== What is being asked ==
Repeat the material below exactly, with no pictures.

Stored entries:
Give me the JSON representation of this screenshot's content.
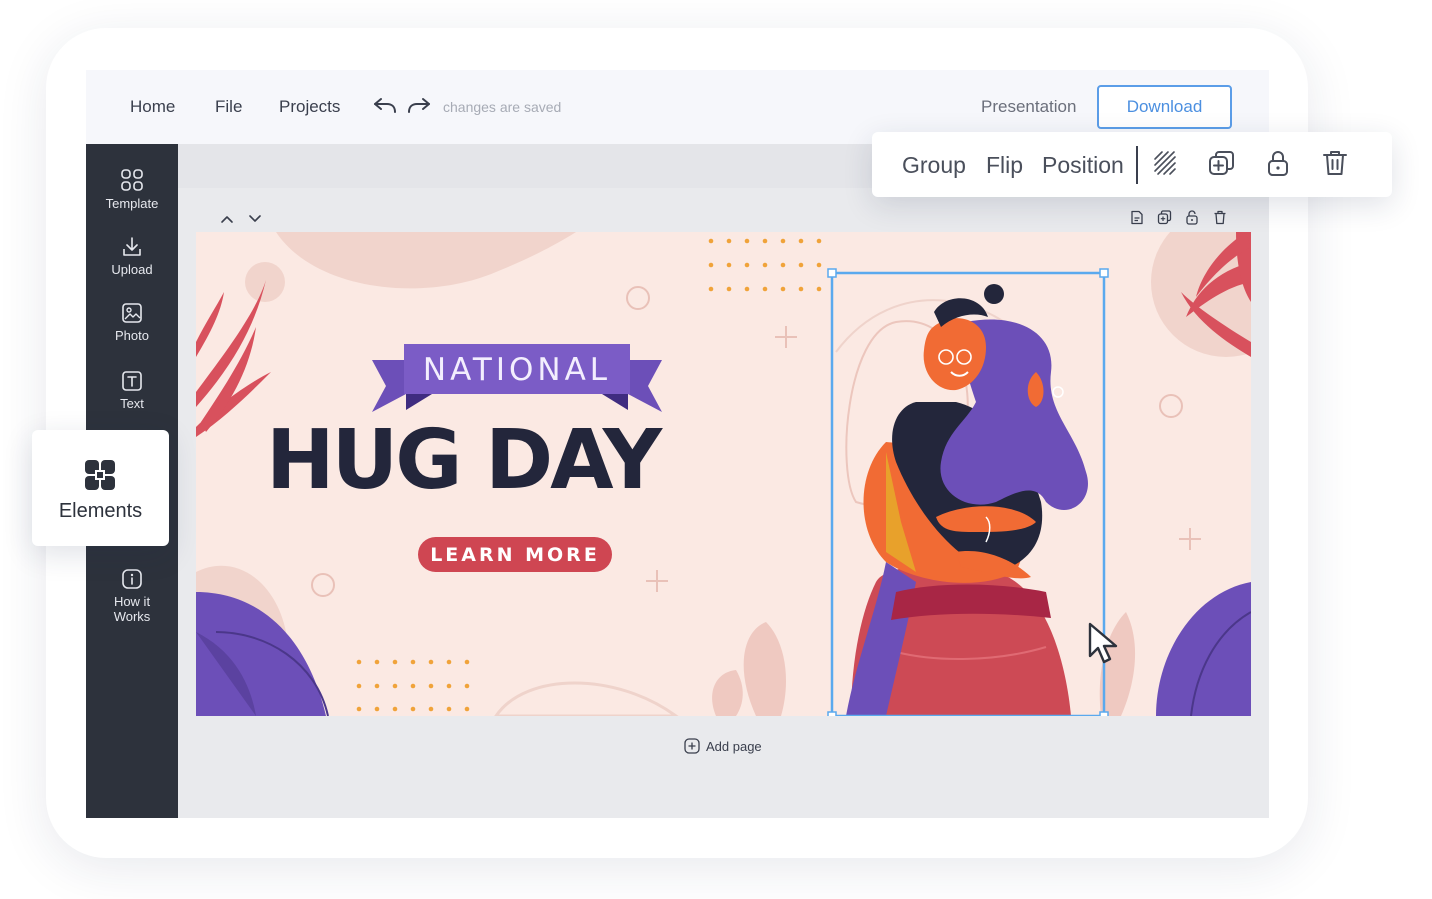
{
  "topbar": {
    "nav": [
      "Home",
      "File",
      "Projects"
    ],
    "status": "changes are saved",
    "presentation_label": "Presentation",
    "download_label": "Download",
    "icons": [
      "undo-icon",
      "redo-icon"
    ]
  },
  "sidebar": {
    "items": [
      {
        "label": "Template",
        "icon": "template-grid-icon"
      },
      {
        "label": "Upload",
        "icon": "upload-icon"
      },
      {
        "label": "Photo",
        "icon": "photo-icon"
      },
      {
        "label": "Text",
        "icon": "text-icon"
      },
      {
        "label": "Elements",
        "icon": "elements-icon"
      },
      {
        "label": "How it\nWorks",
        "icon": "info-icon"
      }
    ]
  },
  "floating_toolbar": {
    "group_label": "Group",
    "flip_label": "Flip",
    "position_label": "Position",
    "icons": [
      "transparency-icon",
      "duplicate-icon",
      "lock-icon",
      "trash-icon"
    ]
  },
  "canvas": {
    "page_controls": [
      "chevron-up-icon",
      "chevron-down-icon"
    ],
    "page_icons": [
      "note-icon",
      "duplicate-icon",
      "lock-icon",
      "trash-icon"
    ],
    "add_page_label": "Add page"
  },
  "design": {
    "ribbon_text": "NATIONAL",
    "title": "HUG DAY",
    "button_text": "LEARN MORE"
  },
  "colors": {
    "sidebar_bg": "#2d323c",
    "accent_blue": "#4b8fe0",
    "selection": "#5aa9ee",
    "design_bg": "#fbe9e3",
    "purple": "#6c4fb8",
    "red": "#cf4652",
    "navy": "#23263b",
    "orange": "#e8a12b"
  }
}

== Solution below ==
Give me the JSON representation of this screenshot's content.
{
  "topbar": {
    "nav": [
      "Home",
      "File",
      "Projects"
    ],
    "status": "changes are saved",
    "presentation_label": "Presentation",
    "download_label": "Download",
    "icons": [
      "undo-icon",
      "redo-icon"
    ]
  },
  "sidebar": {
    "items": [
      {
        "label": "Template",
        "icon": "template-grid-icon"
      },
      {
        "label": "Upload",
        "icon": "upload-icon"
      },
      {
        "label": "Photo",
        "icon": "photo-icon"
      },
      {
        "label": "Text",
        "icon": "text-icon"
      },
      {
        "label": "Elements",
        "icon": "elements-icon"
      },
      {
        "label": "How it\nWorks",
        "icon": "info-icon"
      }
    ]
  },
  "floating_toolbar": {
    "group_label": "Group",
    "flip_label": "Flip",
    "position_label": "Position",
    "icons": [
      "transparency-icon",
      "duplicate-icon",
      "lock-icon",
      "trash-icon"
    ]
  },
  "canvas": {
    "page_controls": [
      "chevron-up-icon",
      "chevron-down-icon"
    ],
    "page_icons": [
      "note-icon",
      "duplicate-icon",
      "lock-icon",
      "trash-icon"
    ],
    "add_page_label": "Add page"
  },
  "design": {
    "ribbon_text": "NATIONAL",
    "title": "HUG DAY",
    "button_text": "LEARN MORE"
  },
  "colors": {
    "sidebar_bg": "#2d323c",
    "accent_blue": "#4b8fe0",
    "selection": "#5aa9ee",
    "design_bg": "#fbe9e3",
    "purple": "#6c4fb8",
    "red": "#cf4652",
    "navy": "#23263b",
    "orange": "#e8a12b"
  }
}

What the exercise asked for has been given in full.